◆ WHAT YOU WILL DO: Show every line below where "Cable" can be found.
┌─ SUPPLIED RECORDS
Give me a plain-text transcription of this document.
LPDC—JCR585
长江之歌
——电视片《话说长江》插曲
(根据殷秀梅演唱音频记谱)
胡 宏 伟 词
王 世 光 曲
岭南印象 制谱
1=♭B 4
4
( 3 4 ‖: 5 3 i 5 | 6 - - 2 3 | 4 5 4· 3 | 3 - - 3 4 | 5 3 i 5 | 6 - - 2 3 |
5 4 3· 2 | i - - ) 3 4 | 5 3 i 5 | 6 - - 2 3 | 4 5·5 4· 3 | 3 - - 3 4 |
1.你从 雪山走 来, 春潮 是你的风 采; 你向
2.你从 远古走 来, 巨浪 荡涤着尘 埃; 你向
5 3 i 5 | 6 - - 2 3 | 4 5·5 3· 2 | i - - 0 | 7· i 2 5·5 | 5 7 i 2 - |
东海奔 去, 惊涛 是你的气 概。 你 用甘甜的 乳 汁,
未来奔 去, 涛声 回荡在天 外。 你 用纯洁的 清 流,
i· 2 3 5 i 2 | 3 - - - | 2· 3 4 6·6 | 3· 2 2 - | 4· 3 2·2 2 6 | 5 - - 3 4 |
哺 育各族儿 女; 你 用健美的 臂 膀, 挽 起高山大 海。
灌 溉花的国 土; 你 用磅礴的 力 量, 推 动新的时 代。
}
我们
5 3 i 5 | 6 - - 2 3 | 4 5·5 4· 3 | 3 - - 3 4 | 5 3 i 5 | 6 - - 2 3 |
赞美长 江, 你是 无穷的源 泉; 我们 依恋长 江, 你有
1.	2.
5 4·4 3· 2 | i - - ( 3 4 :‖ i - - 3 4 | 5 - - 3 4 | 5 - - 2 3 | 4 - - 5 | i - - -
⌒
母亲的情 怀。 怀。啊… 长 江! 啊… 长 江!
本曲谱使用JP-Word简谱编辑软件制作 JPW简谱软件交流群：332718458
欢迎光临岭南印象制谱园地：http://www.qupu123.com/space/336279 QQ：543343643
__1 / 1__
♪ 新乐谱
└─
┌─ SUPPLIED RECORDS
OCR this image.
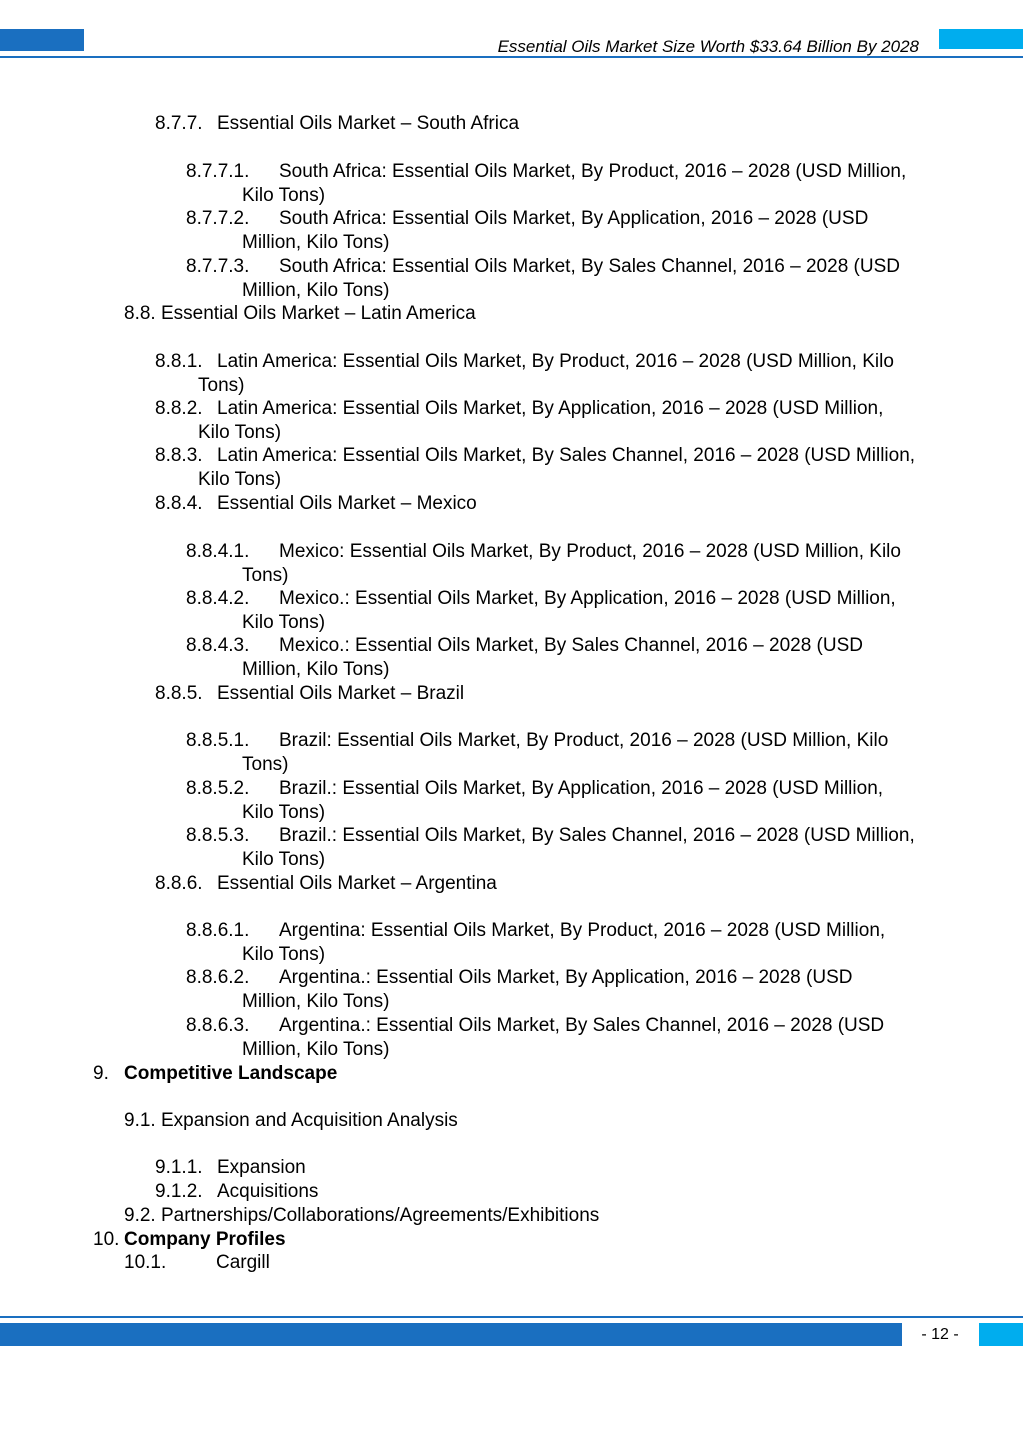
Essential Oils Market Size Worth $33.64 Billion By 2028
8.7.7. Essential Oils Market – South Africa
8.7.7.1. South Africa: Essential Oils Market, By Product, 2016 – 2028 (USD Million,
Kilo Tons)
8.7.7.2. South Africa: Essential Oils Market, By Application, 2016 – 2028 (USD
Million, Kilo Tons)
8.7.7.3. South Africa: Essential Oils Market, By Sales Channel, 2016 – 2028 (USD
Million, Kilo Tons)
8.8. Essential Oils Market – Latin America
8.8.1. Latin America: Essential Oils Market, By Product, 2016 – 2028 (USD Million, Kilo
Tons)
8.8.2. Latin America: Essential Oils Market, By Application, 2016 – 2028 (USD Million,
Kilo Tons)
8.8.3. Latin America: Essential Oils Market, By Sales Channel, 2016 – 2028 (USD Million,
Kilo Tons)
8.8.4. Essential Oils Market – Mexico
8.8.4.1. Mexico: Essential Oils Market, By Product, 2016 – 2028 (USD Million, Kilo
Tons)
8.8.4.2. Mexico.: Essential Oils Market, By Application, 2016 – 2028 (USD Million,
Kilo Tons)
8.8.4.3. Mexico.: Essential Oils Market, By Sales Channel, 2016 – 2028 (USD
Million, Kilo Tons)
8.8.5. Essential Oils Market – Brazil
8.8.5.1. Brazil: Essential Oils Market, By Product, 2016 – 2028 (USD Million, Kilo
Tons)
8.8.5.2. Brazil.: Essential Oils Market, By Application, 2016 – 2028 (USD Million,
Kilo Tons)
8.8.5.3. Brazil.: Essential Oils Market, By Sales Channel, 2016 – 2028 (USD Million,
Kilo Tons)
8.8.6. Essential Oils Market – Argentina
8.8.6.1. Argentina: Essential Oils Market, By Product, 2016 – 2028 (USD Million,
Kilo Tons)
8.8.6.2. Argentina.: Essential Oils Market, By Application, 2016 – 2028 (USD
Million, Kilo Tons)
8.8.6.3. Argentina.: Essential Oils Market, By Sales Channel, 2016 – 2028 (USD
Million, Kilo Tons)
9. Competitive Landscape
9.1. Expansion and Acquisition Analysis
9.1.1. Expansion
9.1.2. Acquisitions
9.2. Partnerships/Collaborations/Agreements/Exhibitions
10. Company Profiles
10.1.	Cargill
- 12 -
└─
┌─ SUPPLIED RECORDS
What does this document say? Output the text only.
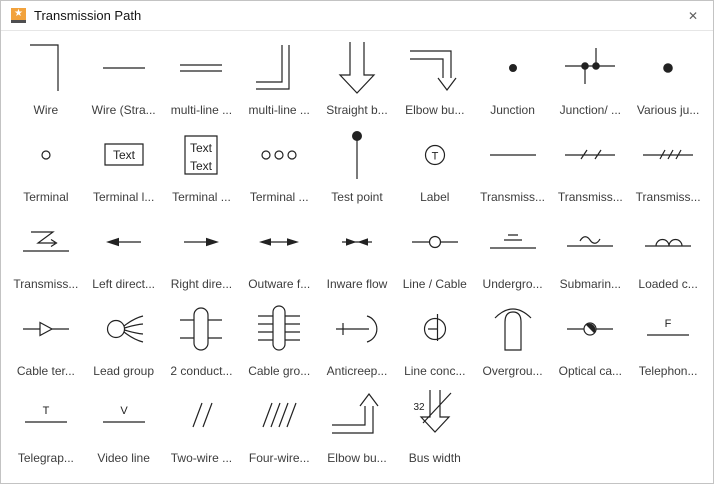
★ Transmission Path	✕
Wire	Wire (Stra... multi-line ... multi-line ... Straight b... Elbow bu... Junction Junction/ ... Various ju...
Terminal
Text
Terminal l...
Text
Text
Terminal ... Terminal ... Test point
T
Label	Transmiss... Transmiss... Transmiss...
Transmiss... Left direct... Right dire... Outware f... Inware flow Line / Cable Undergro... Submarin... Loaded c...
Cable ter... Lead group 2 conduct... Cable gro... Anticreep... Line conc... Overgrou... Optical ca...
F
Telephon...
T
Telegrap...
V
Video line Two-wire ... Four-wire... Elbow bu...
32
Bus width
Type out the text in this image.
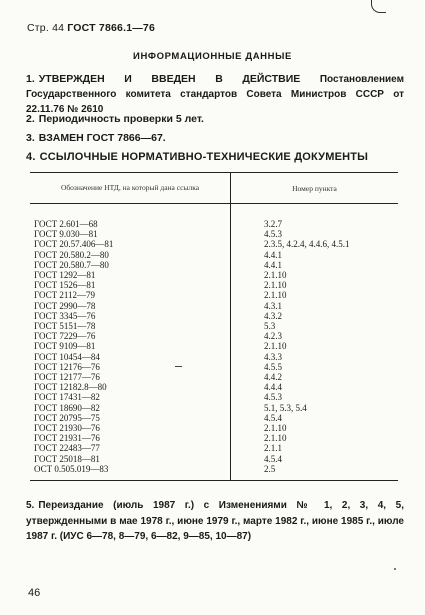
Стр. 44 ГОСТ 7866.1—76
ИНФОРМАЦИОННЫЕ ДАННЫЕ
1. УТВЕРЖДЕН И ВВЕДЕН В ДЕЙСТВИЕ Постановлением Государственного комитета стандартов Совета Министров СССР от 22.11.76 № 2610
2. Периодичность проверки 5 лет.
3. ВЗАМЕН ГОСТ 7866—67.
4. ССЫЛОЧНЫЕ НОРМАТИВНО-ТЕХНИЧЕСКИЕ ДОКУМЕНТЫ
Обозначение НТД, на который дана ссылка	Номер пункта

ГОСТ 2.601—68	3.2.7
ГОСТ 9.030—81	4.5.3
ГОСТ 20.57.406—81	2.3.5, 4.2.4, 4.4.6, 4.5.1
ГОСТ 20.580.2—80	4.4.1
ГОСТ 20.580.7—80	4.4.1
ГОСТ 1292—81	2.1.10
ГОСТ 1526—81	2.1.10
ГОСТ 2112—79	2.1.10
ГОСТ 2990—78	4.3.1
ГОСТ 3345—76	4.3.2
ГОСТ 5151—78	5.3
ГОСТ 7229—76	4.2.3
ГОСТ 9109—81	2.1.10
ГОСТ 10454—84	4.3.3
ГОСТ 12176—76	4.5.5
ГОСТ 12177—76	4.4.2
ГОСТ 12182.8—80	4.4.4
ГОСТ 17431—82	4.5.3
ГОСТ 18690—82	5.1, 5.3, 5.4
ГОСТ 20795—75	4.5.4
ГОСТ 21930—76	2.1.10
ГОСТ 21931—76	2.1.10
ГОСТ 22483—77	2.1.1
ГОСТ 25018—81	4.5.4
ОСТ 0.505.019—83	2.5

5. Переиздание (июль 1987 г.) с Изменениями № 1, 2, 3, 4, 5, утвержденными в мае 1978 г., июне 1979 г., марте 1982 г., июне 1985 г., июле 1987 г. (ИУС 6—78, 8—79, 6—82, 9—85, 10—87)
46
└─
◆ COMPLETED TASK:
Transmiss... Left direct... Right dire... Outware f... Inware flow Line / Cable Undergro... Submarin... Loaded c...
Cable ter... Lead group 2 conduct... Cable gro... Anticreep... Line conc... Overgrou... Optical ca...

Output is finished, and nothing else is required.